● TASK REQUIREMENTS: Give back the records below exactly, every one, with no pictures.

● SUPPLIED INFORMATION:
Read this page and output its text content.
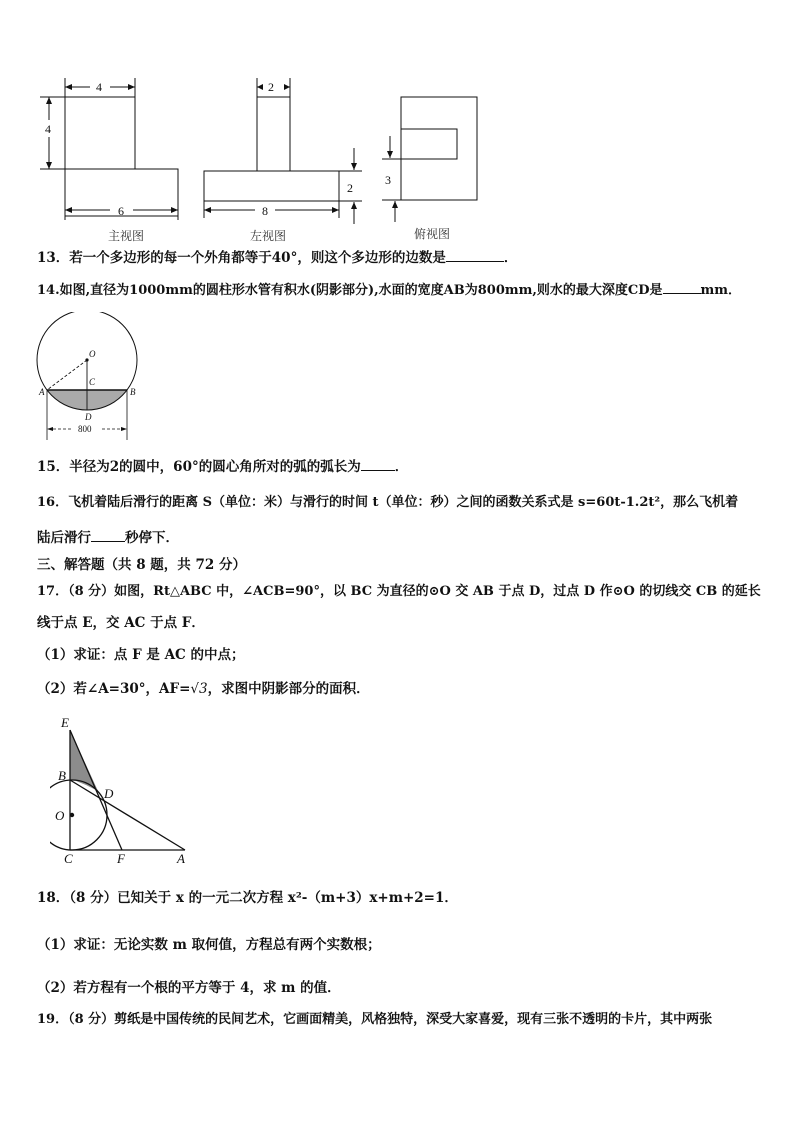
4
4
6
2
2
8
3
主视图	左视图	俯视图
13．若一个多边形的每一个外角都等于40°，则这个多边形的边数是	．
14.如图,直径为1000mm的圆柱形水管有积水(阴影部分),水面的宽度AB为800mm,则水的最大深度CD是	mm．
O
A	B
C
D
800
15．半径为2的圆中，60°的圆心角所对的弧的弧长为	．
16．飞机着陆后滑行的距离 S（单位：米）与滑行的时间 t（单位：秒）之间的函数关系式是 s=60t-1.2t²，那么飞机着
陆后滑行	秒停下．
三、解答题（共 8 题，共 72 分）
17．（8 分）如图，Rt△ABC 中，∠ACB=90°，以 BC 为直径的⊙O 交 AB 于点 D，过点 D 作⊙O 的切线交 CB 的延长
线于点 E，交 AC 于点 F．
（1）求证：点 F 是 AC 的中点；
（2）若∠A=30°，AF=√3，求图中阴影部分的面积．
E
B
D
O
C	F	A
18．（8 分）已知关于 x 的一元二次方程 x²-（m+3）x+m+2=1．
（1）求证：无论实数 m 取何值，方程总有两个实数根；
（2）若方程有一个根的平方等于 4，求 m 的值．
19．（8 分）剪纸是中国传统的民间艺术，它画面精美，风格独特，深受大家喜爱，现有三张不透明的卡片，其中两张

● ANSWER TO THE PROBLEM:
Read this page and output its text content.
4
4
6
2
2
8
3
主视图	左视图	俯视图
13．若一个多边形的每一个外角都等于40°，则这个多边形的边数是	．
14.如图,直径为1000mm的圆柱形水管有积水(阴影部分),水面的宽度AB为800mm,则水的最大深度CD是	mm．
O
A	B
C
D
800
15．半径为2的圆中，60°的圆心角所对的弧的弧长为	．
16．飞机着陆后滑行的距离 S（单位：米）与滑行的时间 t（单位：秒）之间的函数关系式是 s=60t-1.2t²，那么飞机着
陆后滑行	秒停下．
三、解答题（共 8 题，共 72 分）
17．（8 分）如图，Rt△ABC 中，∠ACB=90°，以 BC 为直径的⊙O 交 AB 于点 D，过点 D 作⊙O 的切线交 CB 的延长
线于点 E，交 AC 于点 F．
（1）求证：点 F 是 AC 的中点；
（2）若∠A=30°，AF=√3，求图中阴影部分的面积．
E
B
D
O
C	F	A
18．（8 分）已知关于 x 的一元二次方程 x²-（m+3）x+m+2=1．
（1）求证：无论实数 m 取何值，方程总有两个实数根；
（2）若方程有一个根的平方等于 4，求 m 的值．
19．（8 分）剪纸是中国传统的民间艺术，它画面精美，风格独特，深受大家喜爱，现有三张不透明的卡片，其中两张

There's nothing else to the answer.